■ EXTRACT PROVIDED:

········

# Well - Vengeful spirit



## Anakwanar (Sep 26, 2011)

:grin: Ok - i've just done it.
Awesome book - but with the usual McNeil hyperbolas sometimes. Anyway - it has an interesting dialog between 

Emperor 
 and 

Malcador 
 . which begs many questions, because it is the same Outcast dead inconsistency again.

Any thoughts from you, who read the book, would be much appreciated. Thank you




Emperor speaking with Malcador, after Malcador had spoken to Russ. Well he tells: *'Leman Russ is on Terra ...... He brings word of the Lion. Twenty thousand Dark Angels are reportedly bound for Ultramar' ......... unsettling rumours of what is happening in Guilliman's domain' 
* :shok::scare::crazy:

Soooo, from this i could conclude - that this all happened before Unremembered empire. But - how could this be? Because, Lion never mentioned that he saved Russ and that he fought an AL fleet - and such a big engagement he can't simply 'forget' to mention to Guilliman! That's a strategy 

And it was mentioned that they went to 500 worlds after Thramas, and not to Alaxxes.

Again from page 133: *'But Caliban's angels came to the Wolves' aid when Alpharius threatened to destroy them'. *- that's definitely means that this happened after 'Scars' before 'Unremembered Empire' and before Russ get to Terra, which is what? When, omg how?

*Does this means that event's of Unremembered empire happened earlier when battle for Alaxxes or vise versa, or at the same time. When how DA and Lion could be at both places at the same time?*
Omg, i'm sooo confused.

Russ should not be on Terra. Accordingly to lore he wasn't on Terra after HH has started and Horus mortally wounded the Emperor in the end. It is :shok: - well unconsistent.

········

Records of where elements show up
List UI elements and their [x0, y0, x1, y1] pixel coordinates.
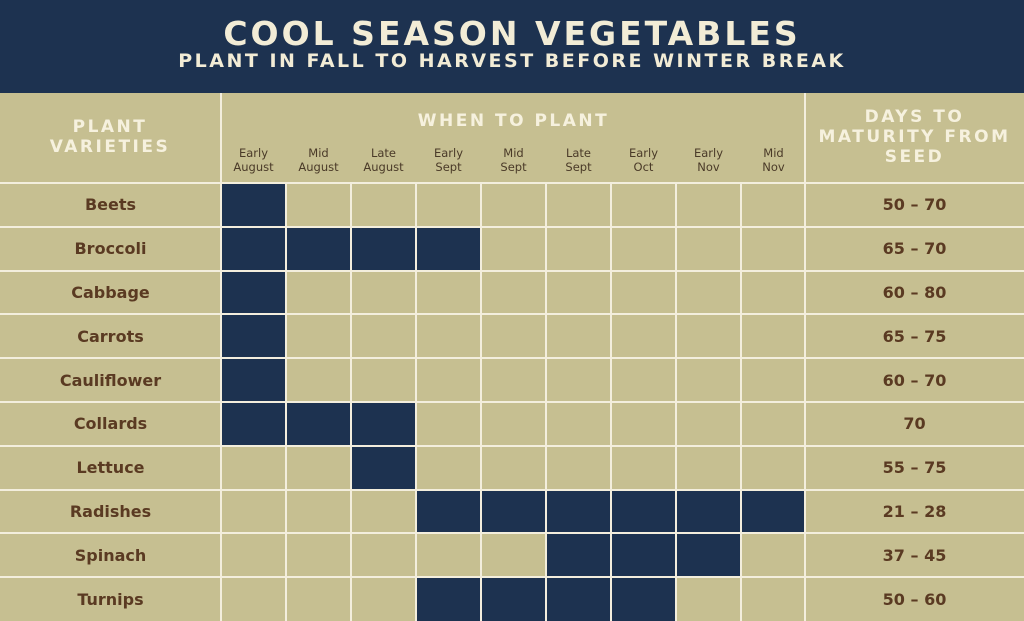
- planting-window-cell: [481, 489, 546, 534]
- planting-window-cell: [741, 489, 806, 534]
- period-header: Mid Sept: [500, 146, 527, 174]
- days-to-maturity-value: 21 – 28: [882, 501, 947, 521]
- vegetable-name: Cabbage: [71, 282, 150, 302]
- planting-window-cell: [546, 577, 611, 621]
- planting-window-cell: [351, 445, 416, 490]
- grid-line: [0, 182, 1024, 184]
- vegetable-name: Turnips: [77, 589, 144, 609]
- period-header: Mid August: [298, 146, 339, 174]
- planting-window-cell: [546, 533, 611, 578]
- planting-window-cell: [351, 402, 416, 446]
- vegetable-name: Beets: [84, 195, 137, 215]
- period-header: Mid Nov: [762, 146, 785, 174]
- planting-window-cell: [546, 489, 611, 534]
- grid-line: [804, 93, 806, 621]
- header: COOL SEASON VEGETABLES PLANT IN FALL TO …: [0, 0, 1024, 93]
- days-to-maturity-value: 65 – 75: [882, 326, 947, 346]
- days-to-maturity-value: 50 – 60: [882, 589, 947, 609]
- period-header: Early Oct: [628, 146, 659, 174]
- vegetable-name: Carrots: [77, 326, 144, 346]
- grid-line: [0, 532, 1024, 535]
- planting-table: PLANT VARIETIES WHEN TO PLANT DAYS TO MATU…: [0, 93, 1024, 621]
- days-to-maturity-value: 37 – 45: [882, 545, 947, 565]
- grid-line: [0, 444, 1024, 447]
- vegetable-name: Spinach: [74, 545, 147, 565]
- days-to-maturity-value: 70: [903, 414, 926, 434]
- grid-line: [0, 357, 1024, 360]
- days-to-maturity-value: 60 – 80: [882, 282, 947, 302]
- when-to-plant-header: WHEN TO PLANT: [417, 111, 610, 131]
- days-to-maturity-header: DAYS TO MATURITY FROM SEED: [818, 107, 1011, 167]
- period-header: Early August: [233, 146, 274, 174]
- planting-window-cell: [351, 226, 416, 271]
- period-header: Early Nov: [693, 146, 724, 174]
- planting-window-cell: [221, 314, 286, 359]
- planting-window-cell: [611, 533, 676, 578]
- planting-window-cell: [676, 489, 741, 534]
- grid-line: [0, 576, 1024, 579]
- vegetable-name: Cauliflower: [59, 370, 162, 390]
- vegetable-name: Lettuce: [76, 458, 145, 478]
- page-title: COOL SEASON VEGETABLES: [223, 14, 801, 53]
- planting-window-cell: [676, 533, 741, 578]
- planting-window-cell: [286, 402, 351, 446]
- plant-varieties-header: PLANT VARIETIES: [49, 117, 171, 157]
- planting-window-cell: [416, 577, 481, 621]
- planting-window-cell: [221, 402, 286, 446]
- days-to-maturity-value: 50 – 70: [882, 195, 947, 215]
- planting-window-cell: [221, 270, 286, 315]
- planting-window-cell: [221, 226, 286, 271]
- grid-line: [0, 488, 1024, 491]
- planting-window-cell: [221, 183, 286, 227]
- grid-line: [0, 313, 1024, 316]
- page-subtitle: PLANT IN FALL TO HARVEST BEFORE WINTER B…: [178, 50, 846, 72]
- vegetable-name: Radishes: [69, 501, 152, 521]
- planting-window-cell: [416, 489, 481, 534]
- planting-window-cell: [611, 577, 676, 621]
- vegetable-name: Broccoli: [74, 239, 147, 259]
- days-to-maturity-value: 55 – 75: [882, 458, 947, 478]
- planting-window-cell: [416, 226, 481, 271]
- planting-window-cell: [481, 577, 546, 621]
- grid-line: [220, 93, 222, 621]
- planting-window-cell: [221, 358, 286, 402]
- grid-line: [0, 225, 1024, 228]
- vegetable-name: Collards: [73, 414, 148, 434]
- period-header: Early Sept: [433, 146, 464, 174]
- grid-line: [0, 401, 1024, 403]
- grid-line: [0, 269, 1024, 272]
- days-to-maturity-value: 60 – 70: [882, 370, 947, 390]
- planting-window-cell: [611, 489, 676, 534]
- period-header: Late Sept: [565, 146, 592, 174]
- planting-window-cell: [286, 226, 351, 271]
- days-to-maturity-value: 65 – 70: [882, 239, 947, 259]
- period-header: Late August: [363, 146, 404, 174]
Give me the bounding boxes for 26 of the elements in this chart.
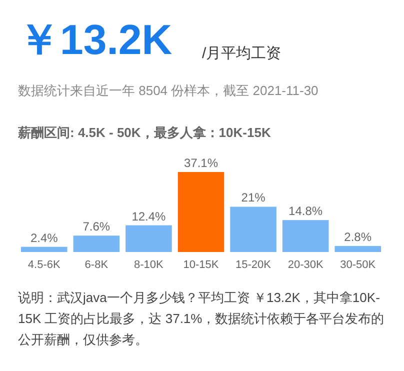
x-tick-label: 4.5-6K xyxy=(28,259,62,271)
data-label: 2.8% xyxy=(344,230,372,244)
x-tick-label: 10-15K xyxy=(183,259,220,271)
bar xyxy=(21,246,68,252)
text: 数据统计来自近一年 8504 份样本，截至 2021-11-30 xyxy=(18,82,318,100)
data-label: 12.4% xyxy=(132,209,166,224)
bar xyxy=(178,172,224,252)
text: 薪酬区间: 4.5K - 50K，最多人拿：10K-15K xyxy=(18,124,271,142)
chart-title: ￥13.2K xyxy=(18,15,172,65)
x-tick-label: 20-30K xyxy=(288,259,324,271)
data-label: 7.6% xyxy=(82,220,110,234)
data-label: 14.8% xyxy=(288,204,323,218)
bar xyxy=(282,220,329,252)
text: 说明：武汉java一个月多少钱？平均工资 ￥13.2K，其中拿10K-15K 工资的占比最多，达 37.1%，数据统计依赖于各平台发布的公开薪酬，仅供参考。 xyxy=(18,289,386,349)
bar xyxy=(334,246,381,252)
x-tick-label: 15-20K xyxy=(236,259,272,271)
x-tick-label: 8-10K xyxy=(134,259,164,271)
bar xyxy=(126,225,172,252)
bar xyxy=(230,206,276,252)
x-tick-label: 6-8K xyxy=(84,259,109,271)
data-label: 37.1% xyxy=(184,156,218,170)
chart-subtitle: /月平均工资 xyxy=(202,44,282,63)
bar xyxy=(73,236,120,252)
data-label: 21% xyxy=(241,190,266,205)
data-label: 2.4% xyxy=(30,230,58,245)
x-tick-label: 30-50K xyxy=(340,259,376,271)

········

■ DO THIS:
Copy out the whole Vengeful Spirit forum thread word for word, with nothing changed.

■ EXERCISE RESPONSE:
# Well - Vengeful spirit



## Anakwanar (Sep 26, 2011)

:grin: Ok - i've just done it.
Awesome book - but with the usual McNeil hyperbolas sometimes. Anyway - it has an interesting dialog between 

Emperor 
 and 

Malcador 
 . which begs many questions, because it is the same Outcast dead inconsistency again.

Any thoughts from you, who read the book, would be much appreciated. Thank you




Emperor speaking with Malcador, after Malcador had spoken to Russ. Well he tells: *'Leman Russ is on Terra ...... He brings word of the Lion. Twenty thousand Dark Angels are reportedly bound for Ultramar' ......... unsettling rumours of what is happening in Guilliman's domain' 
* :shok::scare::crazy:

Soooo, from this i could conclude - that this all happened before Unremembered empire. But - how could this be? Because, Lion never mentioned that he saved Russ and that he fought an AL fleet - and such a big engagement he can't simply 'forget' to mention to Guilliman! That's a strategy 

And it was mentioned that they went to 500 worlds after Thramas, and not to Alaxxes.

Again from page 133: *'But Caliban's angels came to the Wolves' aid when Alpharius threatened to destroy them'. *- that's definitely means that this happened after 'Scars' before 'Unremembered Empire' and before Russ get to Terra, which is what? When, omg how?

*Does this means that event's of Unremembered empire happened earlier when battle for Alaxxes or vise versa, or at the same time. When how DA and Lion could be at both places at the same time?*
Omg, i'm sooo confused.

Russ should not be on Terra. Accordingly to lore he wasn't on Terra after HH has started and Horus mortally wounded the Emperor in the end. It is :shok: - well unconsistent.